THE PROBLEM:
Reproduce each line that includes the word "диаметром".
--- BEGIN ---
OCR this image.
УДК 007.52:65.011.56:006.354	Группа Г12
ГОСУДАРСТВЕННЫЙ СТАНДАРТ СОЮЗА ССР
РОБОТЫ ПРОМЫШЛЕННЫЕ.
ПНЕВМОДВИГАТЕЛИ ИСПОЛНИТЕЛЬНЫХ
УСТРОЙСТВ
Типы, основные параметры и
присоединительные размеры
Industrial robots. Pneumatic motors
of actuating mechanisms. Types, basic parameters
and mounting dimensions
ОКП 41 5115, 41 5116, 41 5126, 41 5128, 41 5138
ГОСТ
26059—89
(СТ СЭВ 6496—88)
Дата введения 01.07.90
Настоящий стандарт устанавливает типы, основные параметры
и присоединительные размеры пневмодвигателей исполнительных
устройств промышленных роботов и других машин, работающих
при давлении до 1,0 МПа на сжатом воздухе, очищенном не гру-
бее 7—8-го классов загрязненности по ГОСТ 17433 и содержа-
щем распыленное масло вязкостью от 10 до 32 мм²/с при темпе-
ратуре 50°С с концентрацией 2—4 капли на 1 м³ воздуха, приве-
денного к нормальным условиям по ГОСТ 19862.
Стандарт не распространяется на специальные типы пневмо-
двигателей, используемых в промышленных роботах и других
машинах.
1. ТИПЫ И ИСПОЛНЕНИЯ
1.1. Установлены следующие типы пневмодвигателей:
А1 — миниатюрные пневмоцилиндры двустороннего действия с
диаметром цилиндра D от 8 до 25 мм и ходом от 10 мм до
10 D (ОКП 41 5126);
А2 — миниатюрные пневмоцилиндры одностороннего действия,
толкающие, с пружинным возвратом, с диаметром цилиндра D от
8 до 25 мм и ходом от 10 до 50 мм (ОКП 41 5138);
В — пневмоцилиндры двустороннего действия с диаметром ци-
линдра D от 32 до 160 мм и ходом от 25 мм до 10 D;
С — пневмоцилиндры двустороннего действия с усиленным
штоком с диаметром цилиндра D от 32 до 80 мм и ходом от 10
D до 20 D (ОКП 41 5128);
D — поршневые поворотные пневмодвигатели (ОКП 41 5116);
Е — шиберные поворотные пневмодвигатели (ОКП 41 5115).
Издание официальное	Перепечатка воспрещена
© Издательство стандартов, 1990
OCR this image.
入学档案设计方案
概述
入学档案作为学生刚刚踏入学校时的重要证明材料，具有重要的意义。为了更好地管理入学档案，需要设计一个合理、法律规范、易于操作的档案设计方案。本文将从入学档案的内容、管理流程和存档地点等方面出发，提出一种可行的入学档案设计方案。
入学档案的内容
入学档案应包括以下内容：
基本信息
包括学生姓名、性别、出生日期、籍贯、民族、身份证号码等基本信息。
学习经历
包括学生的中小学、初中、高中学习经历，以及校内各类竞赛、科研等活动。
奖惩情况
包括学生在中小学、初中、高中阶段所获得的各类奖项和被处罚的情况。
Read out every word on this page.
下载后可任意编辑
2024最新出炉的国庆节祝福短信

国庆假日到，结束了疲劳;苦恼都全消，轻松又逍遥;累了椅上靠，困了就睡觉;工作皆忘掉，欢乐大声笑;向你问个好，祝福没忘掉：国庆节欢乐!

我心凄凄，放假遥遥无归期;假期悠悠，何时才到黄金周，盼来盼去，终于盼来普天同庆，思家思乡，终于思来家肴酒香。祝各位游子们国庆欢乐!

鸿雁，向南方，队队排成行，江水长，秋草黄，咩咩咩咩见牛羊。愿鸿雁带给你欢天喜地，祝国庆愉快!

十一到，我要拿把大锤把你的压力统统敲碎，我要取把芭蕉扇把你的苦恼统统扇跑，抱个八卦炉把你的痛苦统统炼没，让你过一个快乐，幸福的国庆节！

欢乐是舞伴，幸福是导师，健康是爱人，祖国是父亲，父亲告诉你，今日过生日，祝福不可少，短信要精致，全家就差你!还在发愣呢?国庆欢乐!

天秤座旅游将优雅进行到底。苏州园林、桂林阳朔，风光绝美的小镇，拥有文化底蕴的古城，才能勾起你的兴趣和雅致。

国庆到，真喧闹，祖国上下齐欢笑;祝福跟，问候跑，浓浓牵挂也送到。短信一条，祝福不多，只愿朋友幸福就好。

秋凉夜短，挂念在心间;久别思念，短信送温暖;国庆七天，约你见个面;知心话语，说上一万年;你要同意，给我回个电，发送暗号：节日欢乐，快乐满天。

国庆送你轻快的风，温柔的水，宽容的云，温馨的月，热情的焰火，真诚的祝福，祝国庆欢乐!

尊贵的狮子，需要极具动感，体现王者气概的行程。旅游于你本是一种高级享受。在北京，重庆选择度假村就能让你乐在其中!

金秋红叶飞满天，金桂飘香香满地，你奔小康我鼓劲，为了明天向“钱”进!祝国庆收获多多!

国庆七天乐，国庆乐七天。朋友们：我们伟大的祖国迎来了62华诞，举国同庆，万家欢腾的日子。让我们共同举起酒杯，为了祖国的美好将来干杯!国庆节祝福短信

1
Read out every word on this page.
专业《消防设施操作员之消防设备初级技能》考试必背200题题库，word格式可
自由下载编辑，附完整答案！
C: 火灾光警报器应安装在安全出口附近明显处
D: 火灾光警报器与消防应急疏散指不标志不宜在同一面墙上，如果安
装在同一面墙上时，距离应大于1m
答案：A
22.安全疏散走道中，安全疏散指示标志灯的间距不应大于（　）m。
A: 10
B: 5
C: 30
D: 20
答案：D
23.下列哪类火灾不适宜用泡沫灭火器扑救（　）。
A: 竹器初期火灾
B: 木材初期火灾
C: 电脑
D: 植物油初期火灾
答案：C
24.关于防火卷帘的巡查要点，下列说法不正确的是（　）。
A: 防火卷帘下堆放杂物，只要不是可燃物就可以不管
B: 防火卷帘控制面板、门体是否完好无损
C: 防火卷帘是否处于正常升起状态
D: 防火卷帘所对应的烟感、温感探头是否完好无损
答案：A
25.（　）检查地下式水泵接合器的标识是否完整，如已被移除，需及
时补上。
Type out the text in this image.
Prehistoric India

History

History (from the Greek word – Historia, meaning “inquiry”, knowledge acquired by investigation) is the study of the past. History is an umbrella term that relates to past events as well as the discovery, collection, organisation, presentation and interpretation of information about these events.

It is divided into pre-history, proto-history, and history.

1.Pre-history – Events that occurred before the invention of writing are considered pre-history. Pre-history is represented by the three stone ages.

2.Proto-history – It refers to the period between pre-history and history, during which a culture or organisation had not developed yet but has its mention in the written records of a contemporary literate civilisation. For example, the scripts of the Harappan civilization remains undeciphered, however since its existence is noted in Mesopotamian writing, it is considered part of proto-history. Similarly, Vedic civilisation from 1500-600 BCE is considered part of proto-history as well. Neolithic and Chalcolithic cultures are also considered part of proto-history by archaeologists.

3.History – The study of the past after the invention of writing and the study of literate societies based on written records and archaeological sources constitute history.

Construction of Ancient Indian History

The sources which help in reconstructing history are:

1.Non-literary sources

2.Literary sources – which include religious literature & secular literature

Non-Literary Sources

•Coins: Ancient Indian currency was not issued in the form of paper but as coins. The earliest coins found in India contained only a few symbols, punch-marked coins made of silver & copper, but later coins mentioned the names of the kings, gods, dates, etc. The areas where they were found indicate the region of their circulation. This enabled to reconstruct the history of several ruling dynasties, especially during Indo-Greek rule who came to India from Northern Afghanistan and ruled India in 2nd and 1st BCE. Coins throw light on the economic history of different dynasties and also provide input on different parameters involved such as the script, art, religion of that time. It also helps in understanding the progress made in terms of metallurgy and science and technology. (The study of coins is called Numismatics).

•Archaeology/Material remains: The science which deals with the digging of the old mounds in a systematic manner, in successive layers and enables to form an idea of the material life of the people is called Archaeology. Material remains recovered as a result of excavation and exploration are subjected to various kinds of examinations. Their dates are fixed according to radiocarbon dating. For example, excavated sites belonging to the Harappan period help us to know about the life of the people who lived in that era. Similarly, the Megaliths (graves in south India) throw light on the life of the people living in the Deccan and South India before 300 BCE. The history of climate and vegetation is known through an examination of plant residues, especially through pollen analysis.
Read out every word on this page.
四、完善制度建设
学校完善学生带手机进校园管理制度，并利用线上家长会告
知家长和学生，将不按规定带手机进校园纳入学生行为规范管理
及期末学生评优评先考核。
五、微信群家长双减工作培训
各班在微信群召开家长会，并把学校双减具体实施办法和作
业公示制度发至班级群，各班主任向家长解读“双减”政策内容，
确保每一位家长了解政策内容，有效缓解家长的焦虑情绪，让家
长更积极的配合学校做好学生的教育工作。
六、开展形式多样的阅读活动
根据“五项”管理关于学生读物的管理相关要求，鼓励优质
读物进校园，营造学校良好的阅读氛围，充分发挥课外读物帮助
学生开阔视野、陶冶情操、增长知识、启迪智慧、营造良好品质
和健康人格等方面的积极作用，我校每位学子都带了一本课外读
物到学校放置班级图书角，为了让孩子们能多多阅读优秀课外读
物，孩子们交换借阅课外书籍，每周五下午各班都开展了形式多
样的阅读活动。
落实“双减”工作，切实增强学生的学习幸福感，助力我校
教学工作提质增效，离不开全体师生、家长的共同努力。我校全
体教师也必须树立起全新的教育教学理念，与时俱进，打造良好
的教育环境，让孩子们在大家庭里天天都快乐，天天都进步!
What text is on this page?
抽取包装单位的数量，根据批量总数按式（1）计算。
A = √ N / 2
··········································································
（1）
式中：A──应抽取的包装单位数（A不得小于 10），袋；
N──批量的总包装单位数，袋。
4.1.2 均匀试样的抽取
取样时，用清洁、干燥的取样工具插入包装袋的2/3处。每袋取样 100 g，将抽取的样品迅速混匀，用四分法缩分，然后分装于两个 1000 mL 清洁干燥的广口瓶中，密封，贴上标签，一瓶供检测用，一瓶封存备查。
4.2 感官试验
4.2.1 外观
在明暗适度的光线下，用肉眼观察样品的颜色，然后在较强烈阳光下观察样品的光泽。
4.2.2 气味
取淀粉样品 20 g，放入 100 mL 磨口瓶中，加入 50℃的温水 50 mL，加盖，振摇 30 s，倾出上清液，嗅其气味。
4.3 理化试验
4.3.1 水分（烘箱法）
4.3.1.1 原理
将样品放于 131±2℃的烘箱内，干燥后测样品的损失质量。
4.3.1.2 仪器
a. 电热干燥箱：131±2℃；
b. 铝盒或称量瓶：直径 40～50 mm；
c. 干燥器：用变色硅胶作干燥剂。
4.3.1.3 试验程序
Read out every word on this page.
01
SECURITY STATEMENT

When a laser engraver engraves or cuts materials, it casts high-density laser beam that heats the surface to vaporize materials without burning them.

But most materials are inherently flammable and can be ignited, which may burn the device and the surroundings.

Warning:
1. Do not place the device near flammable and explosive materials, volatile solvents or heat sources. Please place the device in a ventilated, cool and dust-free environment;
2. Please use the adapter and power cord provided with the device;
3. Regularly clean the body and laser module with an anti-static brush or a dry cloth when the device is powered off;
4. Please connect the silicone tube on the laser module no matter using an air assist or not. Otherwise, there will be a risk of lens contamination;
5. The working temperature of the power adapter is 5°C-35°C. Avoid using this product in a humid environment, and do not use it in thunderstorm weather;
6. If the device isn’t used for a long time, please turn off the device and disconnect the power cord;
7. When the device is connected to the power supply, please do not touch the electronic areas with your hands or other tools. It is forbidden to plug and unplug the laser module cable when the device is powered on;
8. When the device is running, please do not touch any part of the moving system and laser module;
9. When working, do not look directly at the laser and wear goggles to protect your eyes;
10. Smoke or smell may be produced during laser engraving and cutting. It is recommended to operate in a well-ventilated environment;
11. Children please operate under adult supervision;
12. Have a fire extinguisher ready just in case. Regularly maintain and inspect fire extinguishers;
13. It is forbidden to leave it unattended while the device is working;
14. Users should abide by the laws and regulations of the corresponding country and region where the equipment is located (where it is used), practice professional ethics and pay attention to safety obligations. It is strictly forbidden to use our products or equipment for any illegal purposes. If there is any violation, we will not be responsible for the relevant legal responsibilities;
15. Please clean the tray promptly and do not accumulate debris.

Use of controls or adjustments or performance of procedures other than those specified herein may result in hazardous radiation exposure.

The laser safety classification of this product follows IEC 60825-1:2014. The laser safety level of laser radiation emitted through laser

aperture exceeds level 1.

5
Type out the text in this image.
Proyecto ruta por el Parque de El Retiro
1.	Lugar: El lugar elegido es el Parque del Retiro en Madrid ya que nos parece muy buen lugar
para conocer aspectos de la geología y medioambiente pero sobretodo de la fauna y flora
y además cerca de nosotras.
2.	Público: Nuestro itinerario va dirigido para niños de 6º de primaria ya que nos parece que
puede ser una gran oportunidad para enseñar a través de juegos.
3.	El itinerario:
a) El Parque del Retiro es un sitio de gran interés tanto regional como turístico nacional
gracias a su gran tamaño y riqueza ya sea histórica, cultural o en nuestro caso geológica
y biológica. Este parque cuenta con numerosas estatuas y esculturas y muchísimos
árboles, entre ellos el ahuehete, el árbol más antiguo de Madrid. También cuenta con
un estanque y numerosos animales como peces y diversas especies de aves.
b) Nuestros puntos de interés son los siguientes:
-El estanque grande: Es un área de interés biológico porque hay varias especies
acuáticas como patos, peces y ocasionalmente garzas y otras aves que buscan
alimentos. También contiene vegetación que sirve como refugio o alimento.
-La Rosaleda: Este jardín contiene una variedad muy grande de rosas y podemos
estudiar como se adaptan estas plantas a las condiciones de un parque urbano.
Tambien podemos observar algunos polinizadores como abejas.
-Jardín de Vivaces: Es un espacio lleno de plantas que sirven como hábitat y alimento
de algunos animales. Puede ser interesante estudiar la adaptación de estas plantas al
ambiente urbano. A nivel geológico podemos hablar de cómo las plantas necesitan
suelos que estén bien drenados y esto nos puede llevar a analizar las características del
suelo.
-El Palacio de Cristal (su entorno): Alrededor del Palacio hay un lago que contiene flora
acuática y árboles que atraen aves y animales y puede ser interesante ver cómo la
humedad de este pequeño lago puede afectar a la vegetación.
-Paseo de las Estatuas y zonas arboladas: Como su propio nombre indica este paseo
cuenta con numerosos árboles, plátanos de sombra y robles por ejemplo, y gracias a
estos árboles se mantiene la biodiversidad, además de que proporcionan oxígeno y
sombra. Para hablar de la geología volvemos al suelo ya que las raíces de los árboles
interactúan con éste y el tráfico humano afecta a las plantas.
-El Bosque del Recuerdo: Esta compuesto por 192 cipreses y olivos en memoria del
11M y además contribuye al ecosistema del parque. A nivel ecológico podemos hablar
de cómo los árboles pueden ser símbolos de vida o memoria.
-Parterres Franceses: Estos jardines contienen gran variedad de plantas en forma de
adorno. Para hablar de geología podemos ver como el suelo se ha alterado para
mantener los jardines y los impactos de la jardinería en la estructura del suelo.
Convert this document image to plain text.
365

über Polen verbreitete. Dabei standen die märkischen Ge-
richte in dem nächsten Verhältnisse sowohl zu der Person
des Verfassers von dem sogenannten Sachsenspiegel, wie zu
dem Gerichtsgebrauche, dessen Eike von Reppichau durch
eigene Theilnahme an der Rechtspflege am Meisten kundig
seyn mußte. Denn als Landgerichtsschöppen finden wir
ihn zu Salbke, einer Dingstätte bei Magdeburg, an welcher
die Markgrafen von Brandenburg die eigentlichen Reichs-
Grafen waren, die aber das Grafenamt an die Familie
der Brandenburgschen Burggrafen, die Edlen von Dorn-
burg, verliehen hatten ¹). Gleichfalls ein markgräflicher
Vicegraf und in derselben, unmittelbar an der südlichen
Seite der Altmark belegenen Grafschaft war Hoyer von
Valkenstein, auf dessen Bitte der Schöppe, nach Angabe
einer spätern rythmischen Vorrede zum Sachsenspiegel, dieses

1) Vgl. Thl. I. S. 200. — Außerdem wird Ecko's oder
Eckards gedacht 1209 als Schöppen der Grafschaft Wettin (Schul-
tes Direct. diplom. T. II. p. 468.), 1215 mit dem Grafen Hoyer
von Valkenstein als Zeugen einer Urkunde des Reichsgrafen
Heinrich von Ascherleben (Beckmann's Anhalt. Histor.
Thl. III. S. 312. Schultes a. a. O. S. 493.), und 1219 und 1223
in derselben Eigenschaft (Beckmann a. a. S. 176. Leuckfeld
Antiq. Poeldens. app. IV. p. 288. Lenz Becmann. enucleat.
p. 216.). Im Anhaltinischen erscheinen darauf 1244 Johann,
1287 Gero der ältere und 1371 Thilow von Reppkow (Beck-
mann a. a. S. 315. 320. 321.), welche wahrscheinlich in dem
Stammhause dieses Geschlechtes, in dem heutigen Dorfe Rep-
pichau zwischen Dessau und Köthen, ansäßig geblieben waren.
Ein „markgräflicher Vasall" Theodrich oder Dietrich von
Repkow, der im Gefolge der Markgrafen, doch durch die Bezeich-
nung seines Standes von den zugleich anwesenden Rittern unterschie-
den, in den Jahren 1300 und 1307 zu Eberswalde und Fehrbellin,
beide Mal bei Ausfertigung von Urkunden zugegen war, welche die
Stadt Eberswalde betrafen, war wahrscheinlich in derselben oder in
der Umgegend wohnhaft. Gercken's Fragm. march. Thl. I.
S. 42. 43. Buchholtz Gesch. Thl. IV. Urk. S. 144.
--- END ---
RESULT OF THE TASK:
диаметром цилиндра D от 8 до 25 мм и ходом от 10 мм до
толкающие, с пружинным возвратом, с диаметром цилиндра D от
В — пневмоцилиндры двустороннего действия с диаметром ци-
штоком с диаметром цилиндра D от 32 до 80 мм и ходом от 10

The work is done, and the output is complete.